Records excerpted from a collection:
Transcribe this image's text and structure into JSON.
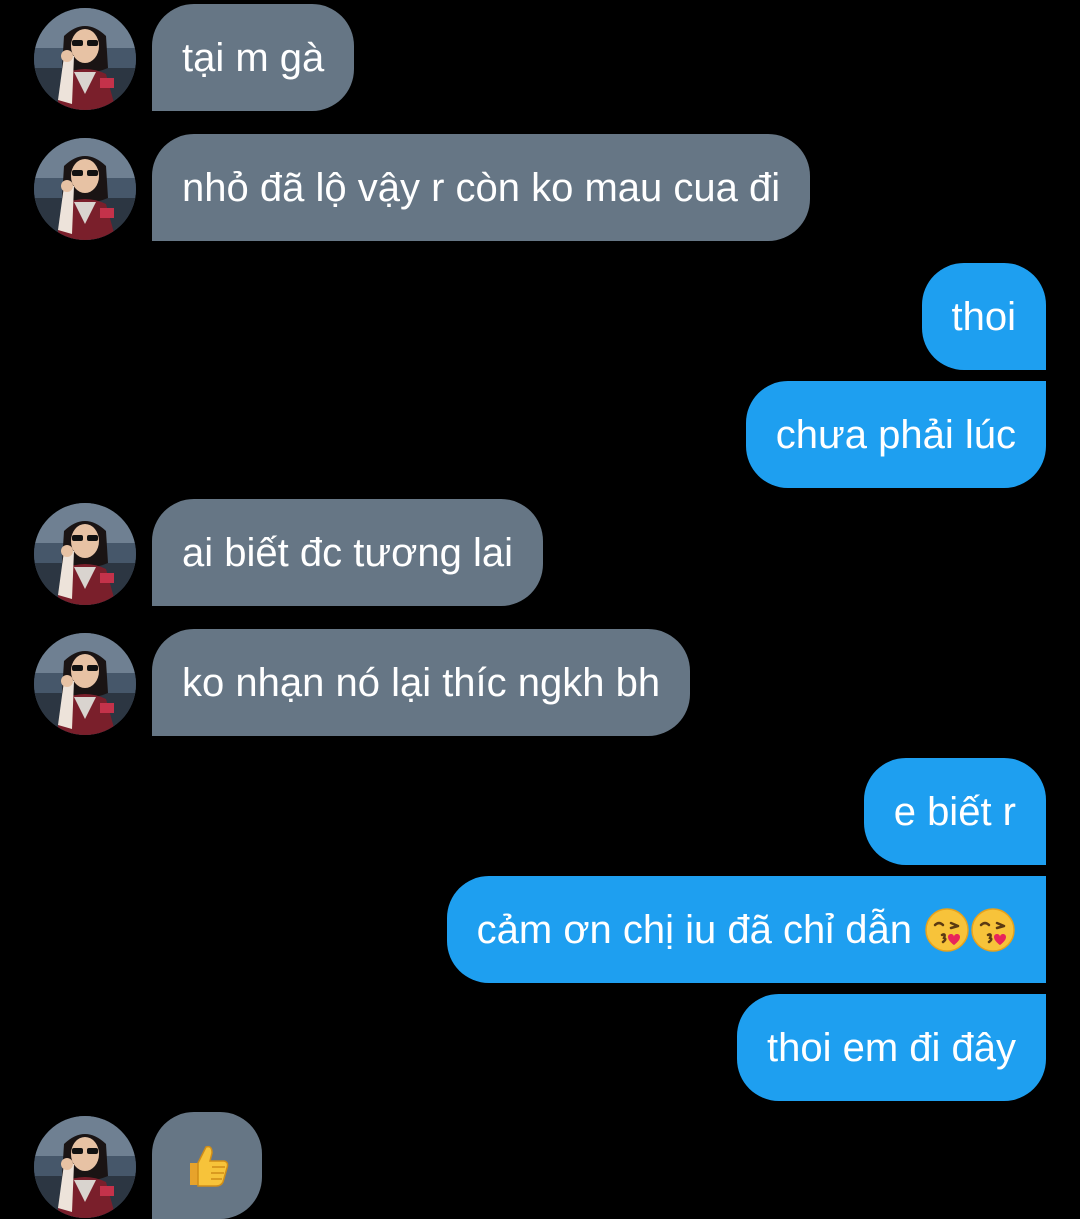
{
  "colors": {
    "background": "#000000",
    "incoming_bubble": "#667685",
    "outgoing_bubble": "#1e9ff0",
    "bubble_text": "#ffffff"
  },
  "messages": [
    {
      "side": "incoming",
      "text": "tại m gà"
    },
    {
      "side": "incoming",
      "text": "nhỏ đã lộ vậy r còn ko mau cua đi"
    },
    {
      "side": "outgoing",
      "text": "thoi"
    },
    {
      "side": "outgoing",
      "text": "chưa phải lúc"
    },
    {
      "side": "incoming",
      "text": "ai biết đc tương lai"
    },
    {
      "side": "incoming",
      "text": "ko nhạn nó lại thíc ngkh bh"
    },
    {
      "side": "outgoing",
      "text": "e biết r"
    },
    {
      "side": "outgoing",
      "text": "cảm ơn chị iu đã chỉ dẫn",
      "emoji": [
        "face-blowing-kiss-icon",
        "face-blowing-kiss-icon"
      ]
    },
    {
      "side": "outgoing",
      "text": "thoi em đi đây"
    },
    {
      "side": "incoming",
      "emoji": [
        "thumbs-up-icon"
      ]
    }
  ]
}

> **Written request**
Except for the pictures, reproduce every line exactly.

> **Answer for the task**
Transcribe this image's text and structure into JSON.
{
  "colors": {
    "background": "#000000",
    "incoming_bubble": "#667685",
    "outgoing_bubble": "#1e9ff0",
    "bubble_text": "#ffffff"
  },
  "messages": [
    {
      "side": "incoming",
      "text": "tại m gà"
    },
    {
      "side": "incoming",
      "text": "nhỏ đã lộ vậy r còn ko mau cua đi"
    },
    {
      "side": "outgoing",
      "text": "thoi"
    },
    {
      "side": "outgoing",
      "text": "chưa phải lúc"
    },
    {
      "side": "incoming",
      "text": "ai biết đc tương lai"
    },
    {
      "side": "incoming",
      "text": "ko nhạn nó lại thíc ngkh bh"
    },
    {
      "side": "outgoing",
      "text": "e biết r"
    },
    {
      "side": "outgoing",
      "text": "cảm ơn chị iu đã chỉ dẫn",
      "emoji": [
        "face-blowing-kiss-icon",
        "face-blowing-kiss-icon"
      ]
    },
    {
      "side": "outgoing",
      "text": "thoi em đi đây"
    },
    {
      "side": "incoming",
      "emoji": [
        "thumbs-up-icon"
      ]
    }
  ]
}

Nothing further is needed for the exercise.